══ DATASET RECORDS ══
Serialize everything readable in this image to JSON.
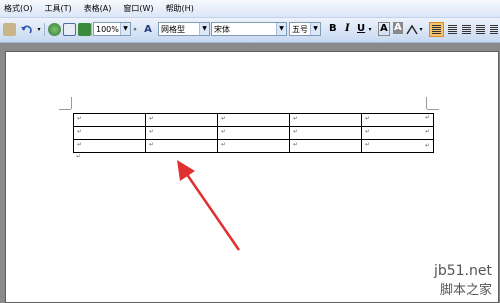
{
  "menu": [
    {
      "label": "格式(O)"
    },
    {
      "label": "工具(T)"
    },
    {
      "label": "表格(A)"
    },
    {
      "label": "窗口(W)"
    },
    {
      "label": "帮助(H)"
    }
  ],
  "toolbar": {
    "zoom": "100%",
    "style_select": "网格型",
    "font_select": "宋体",
    "size_select": "五号",
    "bold": "B",
    "italic": "I",
    "underline": "U",
    "font_color": "A",
    "highlight": "A"
  },
  "document": {
    "table": {
      "rows": [
        [
          "↵",
          "↵",
          "↵",
          "↵",
          "↵"
        ],
        [
          "↵",
          "↵",
          "↵",
          "↵",
          "↵"
        ],
        [
          "↵",
          "↵",
          "↵",
          "↵",
          "↵"
        ]
      ]
    },
    "row_end_mark": "↵",
    "paragraph_mark": "↵"
  },
  "annotation": {
    "arrow_color": "#e03030"
  },
  "watermark": {
    "site": "jb51.net",
    "title": "脚本之家"
  },
  "colors": {
    "accent": "#d98a2b",
    "toolbar": "#c7d8f1"
  }
}
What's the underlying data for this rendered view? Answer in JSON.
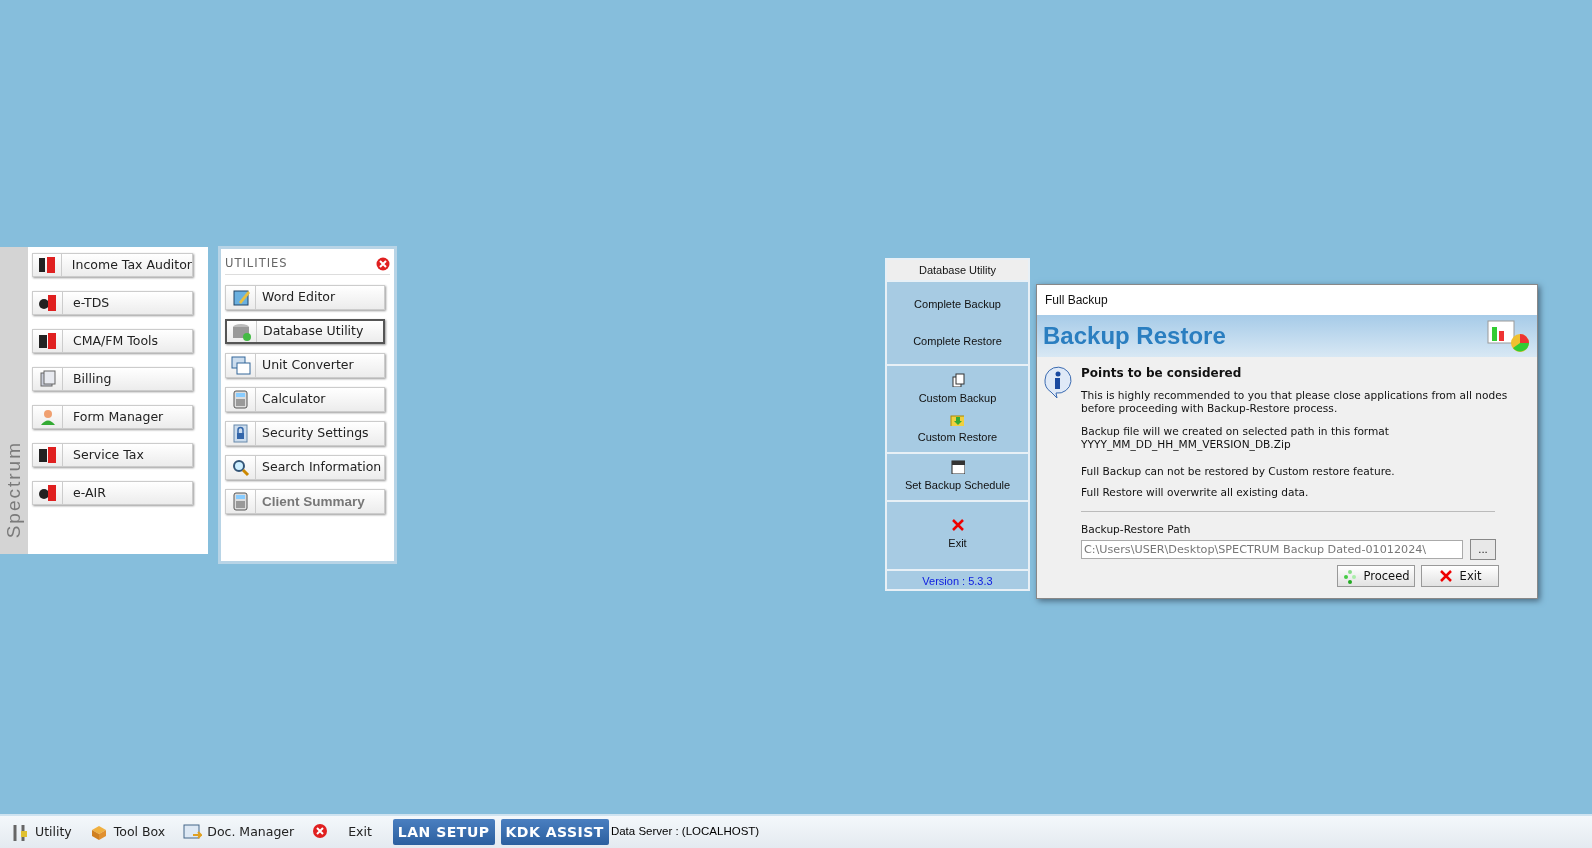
{
  "main_menu": {
    "side_label": "Spectrum",
    "items": [
      {
        "label": "Income Tax Auditor",
        "kind": "itax"
      },
      {
        "label": "e-TDS",
        "kind": "etds"
      },
      {
        "label": "CMA/FM Tools",
        "kind": "cma"
      },
      {
        "label": "Billing",
        "kind": "billing"
      },
      {
        "label": "Form Manager",
        "kind": "person"
      },
      {
        "label": "Service Tax",
        "kind": "stax"
      },
      {
        "label": "e-AIR",
        "kind": "eair"
      }
    ]
  },
  "utilities": {
    "title": "UTILITIES",
    "items": [
      {
        "label": "Word Editor",
        "kind": "editor",
        "selected": false,
        "disabled": false
      },
      {
        "label": "Database Utility",
        "kind": "database",
        "selected": true,
        "disabled": false
      },
      {
        "label": "Unit Converter",
        "kind": "converter",
        "selected": false,
        "disabled": false
      },
      {
        "label": "Calculator",
        "kind": "calculator",
        "selected": false,
        "disabled": false
      },
      {
        "label": "Security Settings",
        "kind": "lock",
        "selected": false,
        "disabled": false
      },
      {
        "label": "Search Information",
        "kind": "search",
        "selected": false,
        "disabled": false
      },
      {
        "label": "Client Summary",
        "kind": "calculator",
        "selected": false,
        "disabled": true
      }
    ]
  },
  "database_utility": {
    "title": "Database Utility",
    "groups": [
      {
        "items": [
          {
            "label": "Complete Backup",
            "kind": "plain"
          },
          {
            "label": "Complete Restore",
            "kind": "plain"
          }
        ]
      },
      {
        "items": [
          {
            "label": "Custom Backup",
            "kind": "copy"
          },
          {
            "label": "Custom Restore",
            "kind": "import"
          }
        ]
      },
      {
        "items": [
          {
            "label": "Set Backup Schedule",
            "kind": "schedule"
          }
        ]
      },
      {
        "items": [
          {
            "label": "Exit",
            "kind": "close"
          }
        ]
      }
    ],
    "version": "Version : 5.3.3"
  },
  "dialog": {
    "title": "Full Backup",
    "banner": "Backup Restore",
    "heading": "Points to be considered",
    "paragraphs": [
      "This is highly recommended to you that please close applications from all nodes before proceeding with Backup-Restore process.",
      "Backup file will we created on selected path in this format\nYYYY_MM_DD_HH_MM_VERSION_DB.Zip",
      "Full Backup can not be restored by Custom restore feature.",
      "Full Restore will overwrite all existing data."
    ],
    "path_label": "Backup-Restore Path",
    "path_value": "C:\\Users\\USER\\Desktop\\SPECTRUM Backup Dated-01012024\\",
    "browse": "...",
    "buttons": [
      {
        "label": "Proceed",
        "kind": "proceed"
      },
      {
        "label": "Exit",
        "kind": "exit"
      }
    ]
  },
  "taskbar": {
    "items": [
      {
        "label": "Utility",
        "kind": "tools"
      },
      {
        "label": "Tool Box",
        "kind": "box"
      },
      {
        "label": "Doc. Manager",
        "kind": "doc"
      },
      {
        "label": "Exit",
        "kind": "exit"
      },
      {
        "label": "LAN SETUP",
        "kind": "badge"
      },
      {
        "label": "KDK ASSIST",
        "kind": "badge"
      }
    ],
    "status": "Data Server : (LOCALHOST)"
  }
}
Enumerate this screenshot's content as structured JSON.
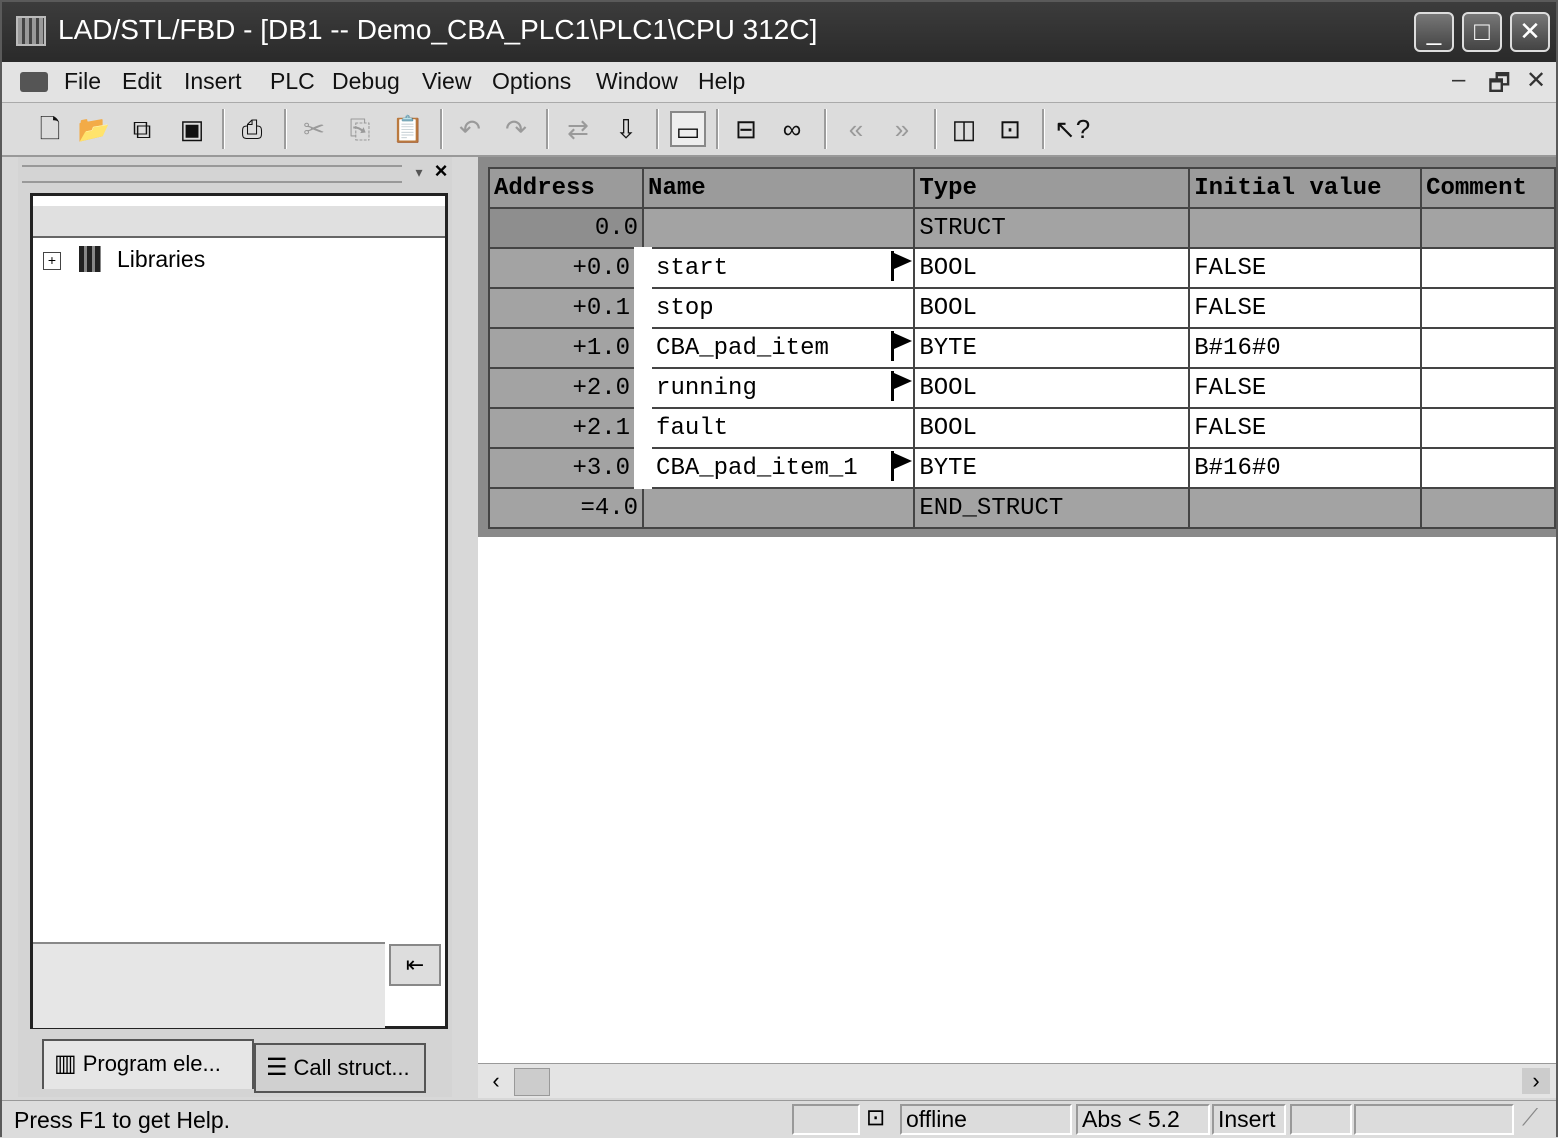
═══
- [PROBLEM TO SOLVE]: The records above are to be restated exactly, without their pictures.

- [WRITTEN ANSWER]:
Serialize everything readable in this image to JSON.
{
  "menu": [
    {
      "label": "格式(O)"
    },
    {
      "label": "工具(T)"
    },
    {
      "label": "表格(A)"
    },
    {
      "label": "窗口(W)"
    },
    {
      "label": "帮助(H)"
    }
  ],
  "toolbar": {
    "zoom": "100%",
    "style_select": "网格型",
    "font_select": "宋体",
    "size_select": "五号",
    "bold": "B",
    "italic": "I",
    "underline": "U",
    "font_color": "A",
    "highlight": "A"
  },
  "document": {
    "table": {
      "rows": [
        [
          "↵",
          "↵",
          "↵",
          "↵",
          "↵"
        ],
        [
          "↵",
          "↵",
          "↵",
          "↵",
          "↵"
        ],
        [
          "↵",
          "↵",
          "↵",
          "↵",
          "↵"
        ]
      ]
    },
    "row_end_mark": "↵",
    "paragraph_mark": "↵"
  },
  "annotation": {
    "arrow_color": "#e03030"
  },
  "watermark": {
    "site": "jb51.net",
    "title": "脚本之家"
  },
  "colors": {
    "accent": "#d98a2b",
    "toolbar": "#c7d8f1"
  }
}
What's the underlying data for this rendered view? Answer in JSON.
{
  "main_menu": {
    "side_label": "Spectrum",
    "items": [
      {
        "label": "Income Tax Auditor",
        "kind": "itax"
      },
      {
        "label": "e-TDS",
        "kind": "etds"
      },
      {
        "label": "CMA/FM Tools",
        "kind": "cma"
      },
      {
        "label": "Billing",
        "kind": "billing"
      },
      {
        "label": "Form Manager",
        "kind": "person"
      },
      {
        "label": "Service Tax",
        "kind": "stax"
      },
      {
        "label": "e-AIR",
        "kind": "eair"
      }
    ]
  },
  "utilities": {
    "title": "UTILITIES",
    "items": [
      {
        "label": "Word Editor",
        "kind": "editor",
        "selected": false,
        "disabled": false
      },
      {
        "label": "Database Utility",
        "kind": "database",
        "selected": true,
        "disabled": false
      },
      {
        "label": "Unit Converter",
        "kind": "converter",
        "selected": false,
        "disabled": false
      },
      {
        "label": "Calculator",
        "kind": "calculator",
        "selected": false,
        "disabled": false
      },
      {
        "label": "Security Settings",
        "kind": "lock",
        "selected": false,
        "disabled": false
      },
      {
        "label": "Search Information",
        "kind": "search",
        "selected": false,
        "disabled": false
      },
      {
        "label": "Client Summary",
        "kind": "calculator",
        "selected": false,
        "disabled": true
      }
    ]
  },
  "database_utility": {
    "title": "Database Utility",
    "groups": [
      {
        "items": [
          {
            "label": "Complete Backup",
            "kind": "plain"
          },
          {
            "label": "Complete Restore",
            "kind": "plain"
          }
        ]
      },
      {
        "items": [
          {
            "label": "Custom Backup",
            "kind": "copy"
          },
          {
            "label": "Custom Restore",
            "kind": "import"
          }
        ]
      },
      {
        "items": [
          {
            "label": "Set Backup Schedule",
            "kind": "schedule"
          }
        ]
      },
      {
        "items": [
          {
            "label": "Exit",
            "kind": "close"
          }
        ]
      }
    ],
    "version": "Version : 5.3.3"
  },
  "dialog": {
    "title": "Full Backup",
    "banner": "Backup Restore",
    "heading": "Points to be considered",
    "paragraphs": [
      "This is highly recommended to you that please close applications from all nodes before proceeding with Backup-Restore process.",
      "Backup file will we created on selected path in this format\nYYYY_MM_DD_HH_MM_VERSION_DB.Zip",
      "Full Backup can not be restored by Custom restore feature.",
      "Full Restore will overwrite all existing data."
    ],
    "path_label": "Backup-Restore Path",
    "path_value": "C:\\Users\\USER\\Desktop\\SPECTRUM Backup Dated-01012024\\",
    "browse": "...",
    "buttons": [
      {
        "label": "Proceed",
        "kind": "proceed"
      },
      {
        "label": "Exit",
        "kind": "exit"
      }
    ]
  },
  "taskbar": {
    "items": [
      {
        "label": "Utility",
        "kind": "tools"
      },
      {
        "label": "Tool Box",
        "kind": "box"
      },
      {
        "label": "Doc. Manager",
        "kind": "doc"
      },
      {
        "label": "Exit",
        "kind": "exit"
      },
      {
        "label": "LAN SETUP",
        "kind": "badge"
      },
      {
        "label": "KDK ASSIST",
        "kind": "badge"
      }
    ],
    "status": "Data Server : (LOCALHOST)"
  }
}
Enumerate this screenshot's content as structured JSON.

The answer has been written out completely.